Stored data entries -
........

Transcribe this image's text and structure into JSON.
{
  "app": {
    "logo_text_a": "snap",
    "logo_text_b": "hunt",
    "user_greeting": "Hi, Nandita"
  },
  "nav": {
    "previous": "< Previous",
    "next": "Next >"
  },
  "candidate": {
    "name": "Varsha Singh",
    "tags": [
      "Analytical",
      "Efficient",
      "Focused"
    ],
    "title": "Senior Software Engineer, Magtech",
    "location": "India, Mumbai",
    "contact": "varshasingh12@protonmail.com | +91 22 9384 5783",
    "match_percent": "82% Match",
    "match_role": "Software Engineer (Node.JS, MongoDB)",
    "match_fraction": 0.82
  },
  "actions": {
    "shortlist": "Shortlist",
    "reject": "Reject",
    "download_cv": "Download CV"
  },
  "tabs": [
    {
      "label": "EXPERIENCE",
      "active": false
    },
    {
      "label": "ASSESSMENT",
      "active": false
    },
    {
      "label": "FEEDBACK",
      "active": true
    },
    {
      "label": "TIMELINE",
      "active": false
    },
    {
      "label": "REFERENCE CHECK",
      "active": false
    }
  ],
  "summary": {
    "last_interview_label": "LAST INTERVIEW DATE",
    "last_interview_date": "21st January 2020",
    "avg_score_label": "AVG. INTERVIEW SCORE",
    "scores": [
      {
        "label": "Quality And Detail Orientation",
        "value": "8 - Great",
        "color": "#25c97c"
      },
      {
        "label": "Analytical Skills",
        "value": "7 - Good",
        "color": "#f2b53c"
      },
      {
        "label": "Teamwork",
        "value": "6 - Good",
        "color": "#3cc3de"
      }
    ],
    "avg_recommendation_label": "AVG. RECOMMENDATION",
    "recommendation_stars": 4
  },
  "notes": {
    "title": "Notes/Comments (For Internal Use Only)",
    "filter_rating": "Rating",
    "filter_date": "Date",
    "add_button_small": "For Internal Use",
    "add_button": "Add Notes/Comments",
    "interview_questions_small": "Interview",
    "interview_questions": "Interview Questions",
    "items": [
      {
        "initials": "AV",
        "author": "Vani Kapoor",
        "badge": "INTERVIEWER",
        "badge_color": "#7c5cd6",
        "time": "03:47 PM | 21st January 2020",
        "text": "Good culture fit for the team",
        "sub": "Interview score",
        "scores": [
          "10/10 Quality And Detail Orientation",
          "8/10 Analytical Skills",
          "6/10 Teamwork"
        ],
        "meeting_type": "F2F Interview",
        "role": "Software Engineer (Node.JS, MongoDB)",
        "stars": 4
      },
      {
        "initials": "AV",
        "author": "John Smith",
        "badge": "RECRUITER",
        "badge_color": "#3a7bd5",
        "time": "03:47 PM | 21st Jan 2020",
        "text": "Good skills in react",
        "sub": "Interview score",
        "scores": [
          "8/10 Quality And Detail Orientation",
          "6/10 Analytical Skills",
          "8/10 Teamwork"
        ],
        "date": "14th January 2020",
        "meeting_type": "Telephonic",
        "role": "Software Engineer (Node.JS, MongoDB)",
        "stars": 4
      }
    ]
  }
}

........

WHAT YOU ARE ASKED TO DO - Your task is to quote all of the data word for word.

SOLUTION BELOW -
Transcribe this image's text and structure into JSON.
{
  "app": {
    "logo_text_a": "snap",
    "logo_text_b": "hunt",
    "user_greeting": "Hi, Nandita"
  },
  "nav": {
    "previous": "< Previous",
    "next": "Next >"
  },
  "candidate": {
    "name": "Varsha Singh",
    "tags": [
      "Analytical",
      "Efficient",
      "Focused"
    ],
    "title": "Senior Software Engineer, Magtech",
    "location": "India, Mumbai",
    "contact": "varshasingh12@protonmail.com | +91 22 9384 5783",
    "match_percent": "82% Match",
    "match_role": "Software Engineer (Node.JS, MongoDB)",
    "match_fraction": 0.82
  },
  "actions": {
    "shortlist": "Shortlist",
    "reject": "Reject",
    "download_cv": "Download CV"
  },
  "tabs": [
    {
      "label": "EXPERIENCE",
      "active": false
    },
    {
      "label": "ASSESSMENT",
      "active": false
    },
    {
      "label": "FEEDBACK",
      "active": true
    },
    {
      "label": "TIMELINE",
      "active": false
    },
    {
      "label": "REFERENCE CHECK",
      "active": false
    }
  ],
  "summary": {
    "last_interview_label": "LAST INTERVIEW DATE",
    "last_interview_date": "21st January 2020",
    "avg_score_label": "AVG. INTERVIEW SCORE",
    "scores": [
      {
        "label": "Quality And Detail Orientation",
        "value": "8 - Great",
        "color": "#25c97c"
      },
      {
        "label": "Analytical Skills",
        "value": "7 - Good",
        "color": "#f2b53c"
      },
      {
        "label": "Teamwork",
        "value": "6 - Good",
        "color": "#3cc3de"
      }
    ],
    "avg_recommendation_label": "AVG. RECOMMENDATION",
    "recommendation_stars": 4
  },
  "notes": {
    "title": "Notes/Comments (For Internal Use Only)",
    "filter_rating": "Rating",
    "filter_date": "Date",
    "add_button_small": "For Internal Use",
    "add_button": "Add Notes/Comments",
    "interview_questions_small": "Interview",
    "interview_questions": "Interview Questions",
    "items": [
      {
        "initials": "AV",
        "author": "Vani Kapoor",
        "badge": "INTERVIEWER",
        "badge_color": "#7c5cd6",
        "time": "03:47 PM | 21st January 2020",
        "text": "Good culture fit for the team",
        "sub": "Interview score",
        "scores": [
          "10/10 Quality And Detail Orientation",
          "8/10 Analytical Skills",
          "6/10 Teamwork"
        ],
        "meeting_type": "F2F Interview",
        "role": "Software Engineer (Node.JS, MongoDB)",
        "stars": 4
      },
      {
        "initials": "AV",
        "author": "John Smith",
        "badge": "RECRUITER",
        "badge_color": "#3a7bd5",
        "time": "03:47 PM | 21st Jan 2020",
        "text": "Good skills in react",
        "sub": "Interview score",
        "scores": [
          "8/10 Quality And Detail Orientation",
          "6/10 Analytical Skills",
          "8/10 Teamwork"
        ],
        "date": "14th January 2020",
        "meeting_type": "Telephonic",
        "role": "Software Engineer (Node.JS, MongoDB)",
        "stars": 4
      }
    ]
  }
}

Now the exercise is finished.